++++ Data for this exercise ++++

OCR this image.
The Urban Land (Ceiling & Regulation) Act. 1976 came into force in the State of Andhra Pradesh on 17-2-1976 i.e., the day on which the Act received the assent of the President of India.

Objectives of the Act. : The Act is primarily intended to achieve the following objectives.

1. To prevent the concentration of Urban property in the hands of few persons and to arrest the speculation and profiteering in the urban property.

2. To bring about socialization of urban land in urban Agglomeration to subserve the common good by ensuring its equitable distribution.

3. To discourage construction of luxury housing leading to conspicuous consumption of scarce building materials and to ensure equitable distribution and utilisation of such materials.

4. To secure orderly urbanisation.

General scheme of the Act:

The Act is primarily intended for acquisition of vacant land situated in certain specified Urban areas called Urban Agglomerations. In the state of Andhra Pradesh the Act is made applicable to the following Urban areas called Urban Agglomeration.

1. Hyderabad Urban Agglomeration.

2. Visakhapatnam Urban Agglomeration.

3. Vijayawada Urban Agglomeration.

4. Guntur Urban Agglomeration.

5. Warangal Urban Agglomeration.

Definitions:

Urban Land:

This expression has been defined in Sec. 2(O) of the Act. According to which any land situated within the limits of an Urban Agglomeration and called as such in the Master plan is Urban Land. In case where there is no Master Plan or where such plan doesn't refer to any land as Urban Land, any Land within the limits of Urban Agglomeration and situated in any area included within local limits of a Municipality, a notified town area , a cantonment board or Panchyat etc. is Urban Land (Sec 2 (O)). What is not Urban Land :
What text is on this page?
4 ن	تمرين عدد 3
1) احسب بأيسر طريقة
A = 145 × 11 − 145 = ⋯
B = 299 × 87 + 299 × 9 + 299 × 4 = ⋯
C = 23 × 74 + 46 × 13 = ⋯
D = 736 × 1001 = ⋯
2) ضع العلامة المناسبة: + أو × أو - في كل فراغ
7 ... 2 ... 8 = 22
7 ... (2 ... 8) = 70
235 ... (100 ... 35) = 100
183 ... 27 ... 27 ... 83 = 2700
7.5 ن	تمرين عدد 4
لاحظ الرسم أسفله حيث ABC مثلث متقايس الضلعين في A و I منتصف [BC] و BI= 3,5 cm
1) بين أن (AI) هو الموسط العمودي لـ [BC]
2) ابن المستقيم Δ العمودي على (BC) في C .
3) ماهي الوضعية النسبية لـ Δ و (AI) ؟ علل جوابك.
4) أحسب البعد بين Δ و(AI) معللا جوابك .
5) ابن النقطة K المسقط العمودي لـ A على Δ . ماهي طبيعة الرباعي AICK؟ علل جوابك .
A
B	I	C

++++

▸ **Exercise instructions**: Show the lines of the records that contain the word "primarily".

▸ **Task solution**:
Objectives of the Act. : The Act is primarily intended to achieve the following objectives.
The Act is primarily intended for acquisition of vacant land situated in certain specified Urban areas called Urban Agglomerations. In the state of Andhra Pradesh the Act is made applicable to the following Urban areas called Urban Agglomeration.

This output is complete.